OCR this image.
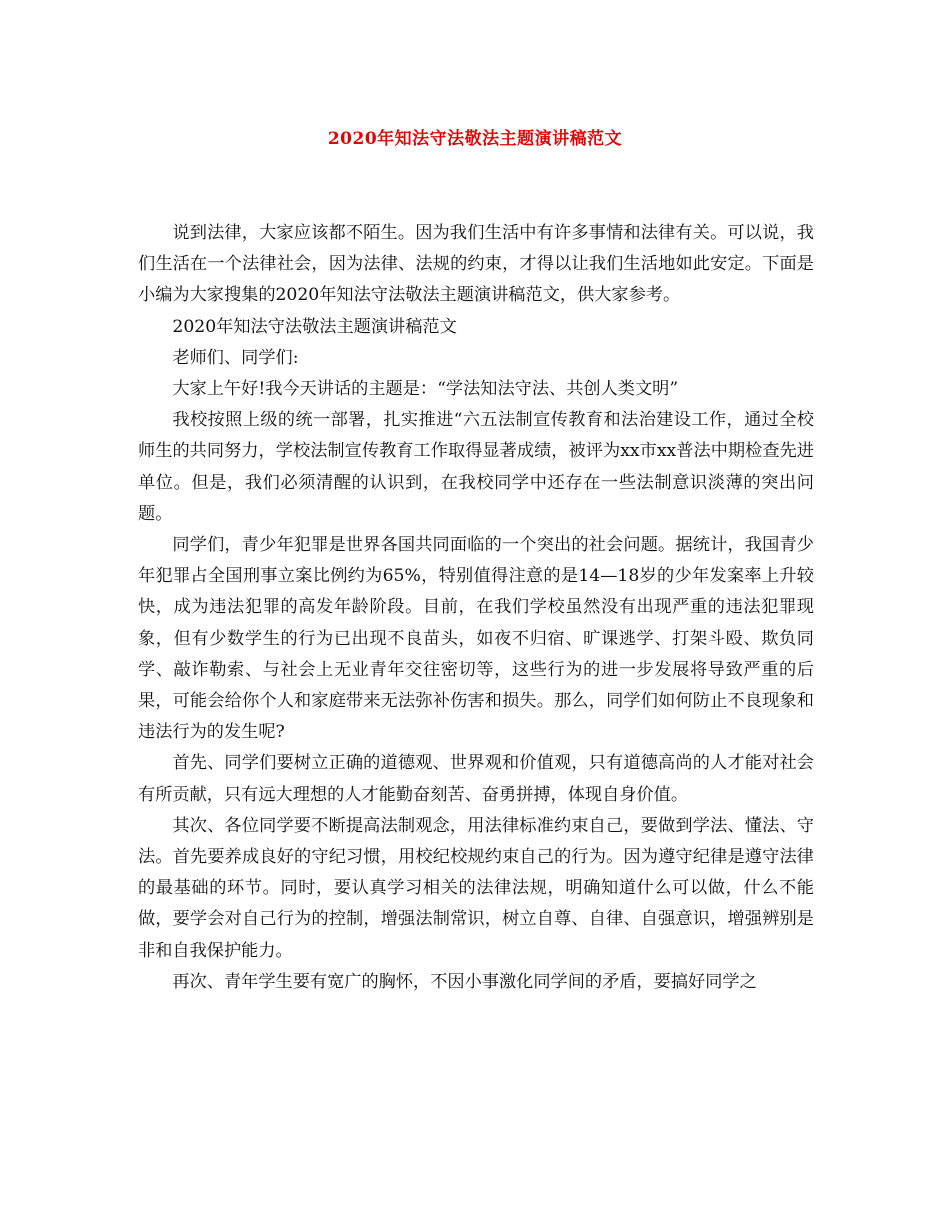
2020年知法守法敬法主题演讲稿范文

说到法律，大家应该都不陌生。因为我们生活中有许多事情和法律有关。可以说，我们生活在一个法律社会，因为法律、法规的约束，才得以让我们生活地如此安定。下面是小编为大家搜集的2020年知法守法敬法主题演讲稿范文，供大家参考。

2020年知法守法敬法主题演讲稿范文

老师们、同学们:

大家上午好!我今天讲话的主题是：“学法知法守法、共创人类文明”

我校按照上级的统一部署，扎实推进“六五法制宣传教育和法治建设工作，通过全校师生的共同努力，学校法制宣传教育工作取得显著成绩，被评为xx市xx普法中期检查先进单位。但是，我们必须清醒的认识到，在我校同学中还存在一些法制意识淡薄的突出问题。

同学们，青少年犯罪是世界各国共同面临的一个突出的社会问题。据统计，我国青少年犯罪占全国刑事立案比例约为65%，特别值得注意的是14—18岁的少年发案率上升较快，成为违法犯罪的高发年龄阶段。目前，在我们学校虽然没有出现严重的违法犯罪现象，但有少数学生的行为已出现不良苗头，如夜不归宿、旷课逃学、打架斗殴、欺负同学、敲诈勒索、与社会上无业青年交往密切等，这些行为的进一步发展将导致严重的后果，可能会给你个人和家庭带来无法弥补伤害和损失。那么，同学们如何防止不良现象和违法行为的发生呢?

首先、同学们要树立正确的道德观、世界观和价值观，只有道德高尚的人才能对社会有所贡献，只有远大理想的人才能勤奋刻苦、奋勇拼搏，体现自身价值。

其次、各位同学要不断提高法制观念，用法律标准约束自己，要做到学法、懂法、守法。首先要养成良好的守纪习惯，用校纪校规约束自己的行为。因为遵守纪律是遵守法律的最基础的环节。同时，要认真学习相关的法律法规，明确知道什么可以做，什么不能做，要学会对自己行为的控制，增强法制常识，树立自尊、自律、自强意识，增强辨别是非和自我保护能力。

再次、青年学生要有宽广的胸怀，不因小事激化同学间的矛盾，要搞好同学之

________________________________________

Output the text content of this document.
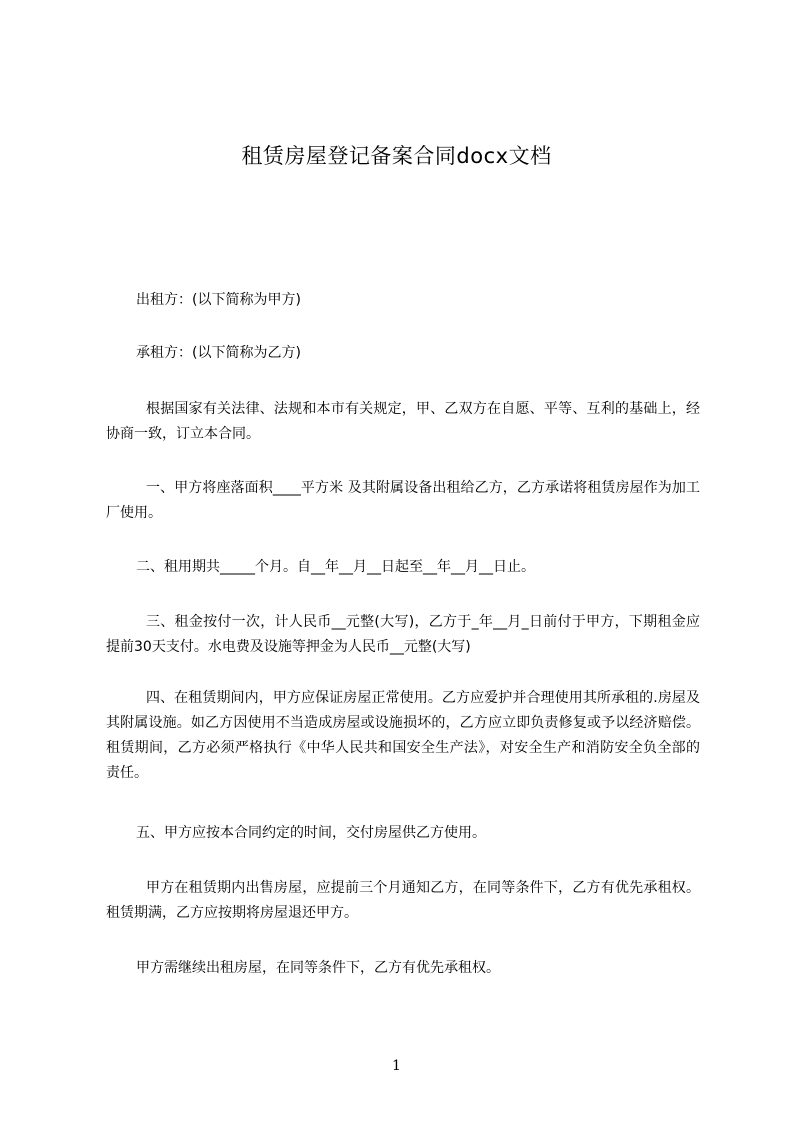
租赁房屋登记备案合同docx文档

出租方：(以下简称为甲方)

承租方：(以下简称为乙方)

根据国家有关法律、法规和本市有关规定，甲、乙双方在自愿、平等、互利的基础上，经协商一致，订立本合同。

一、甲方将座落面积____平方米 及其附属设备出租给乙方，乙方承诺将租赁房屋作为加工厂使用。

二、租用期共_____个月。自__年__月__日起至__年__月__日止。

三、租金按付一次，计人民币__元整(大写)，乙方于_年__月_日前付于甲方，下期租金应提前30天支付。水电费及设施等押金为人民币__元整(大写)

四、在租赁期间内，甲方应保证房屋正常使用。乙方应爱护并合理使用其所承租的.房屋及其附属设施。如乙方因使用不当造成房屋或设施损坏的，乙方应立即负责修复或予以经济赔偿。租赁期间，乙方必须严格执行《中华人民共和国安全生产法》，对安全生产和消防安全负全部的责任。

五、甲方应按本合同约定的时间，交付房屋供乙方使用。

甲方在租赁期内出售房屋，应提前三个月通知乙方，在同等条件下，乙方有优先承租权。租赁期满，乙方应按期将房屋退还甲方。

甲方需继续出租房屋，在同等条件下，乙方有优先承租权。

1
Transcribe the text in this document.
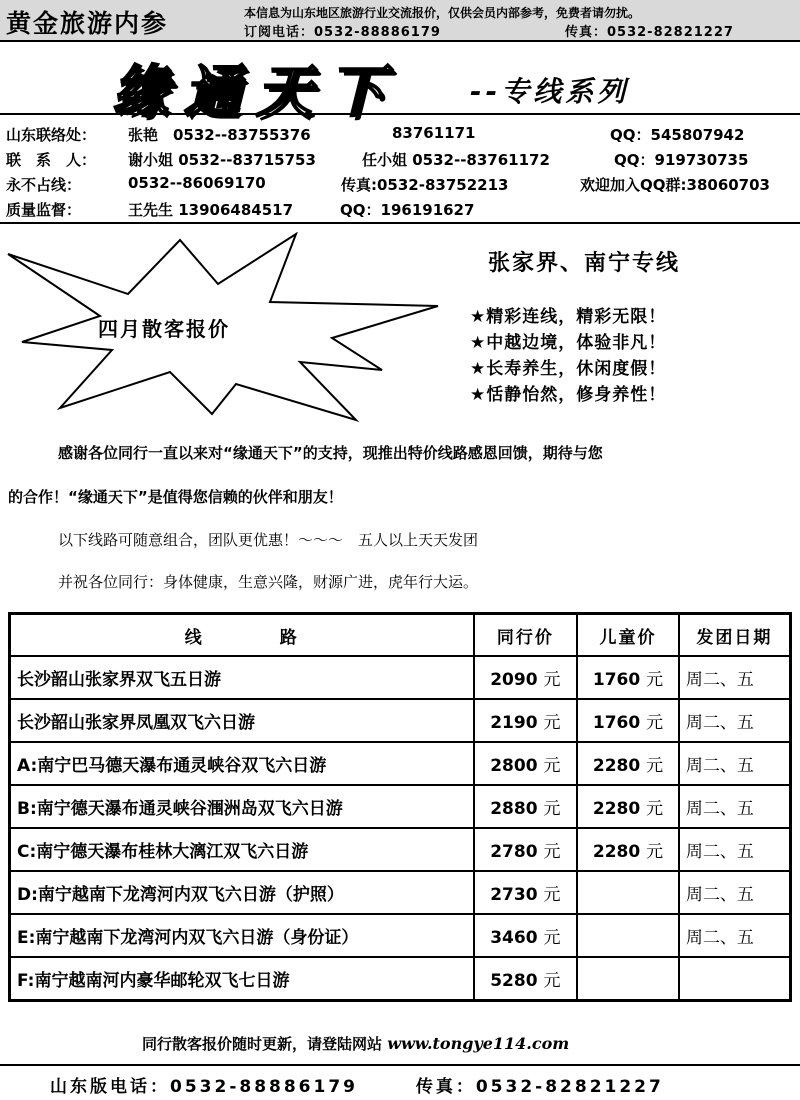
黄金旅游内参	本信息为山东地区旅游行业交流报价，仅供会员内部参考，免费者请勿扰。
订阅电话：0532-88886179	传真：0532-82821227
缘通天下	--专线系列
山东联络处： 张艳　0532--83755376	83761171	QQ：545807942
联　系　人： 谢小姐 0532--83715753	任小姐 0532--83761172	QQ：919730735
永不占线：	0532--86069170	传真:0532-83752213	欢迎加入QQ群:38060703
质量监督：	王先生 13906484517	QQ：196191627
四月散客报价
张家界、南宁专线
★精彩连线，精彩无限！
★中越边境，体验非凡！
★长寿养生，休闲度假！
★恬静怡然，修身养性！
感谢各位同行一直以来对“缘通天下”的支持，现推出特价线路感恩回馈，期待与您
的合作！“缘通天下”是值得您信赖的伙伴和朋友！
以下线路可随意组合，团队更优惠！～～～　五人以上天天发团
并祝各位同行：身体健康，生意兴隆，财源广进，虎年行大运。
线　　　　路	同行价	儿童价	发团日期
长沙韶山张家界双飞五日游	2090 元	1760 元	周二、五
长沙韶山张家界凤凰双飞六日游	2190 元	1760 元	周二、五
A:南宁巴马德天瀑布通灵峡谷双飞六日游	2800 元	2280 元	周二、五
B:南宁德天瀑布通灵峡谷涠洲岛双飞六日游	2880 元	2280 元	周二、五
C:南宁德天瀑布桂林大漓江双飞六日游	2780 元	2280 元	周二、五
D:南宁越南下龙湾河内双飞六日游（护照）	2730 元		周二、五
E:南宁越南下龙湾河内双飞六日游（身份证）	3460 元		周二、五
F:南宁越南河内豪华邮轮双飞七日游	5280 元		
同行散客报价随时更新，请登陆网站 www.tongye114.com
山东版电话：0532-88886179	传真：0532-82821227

________________________________________

_To be done_
Using the records above, list each line that includes "document".

_The completed task_
Output the text content of this document.
Transcribe the text in this document.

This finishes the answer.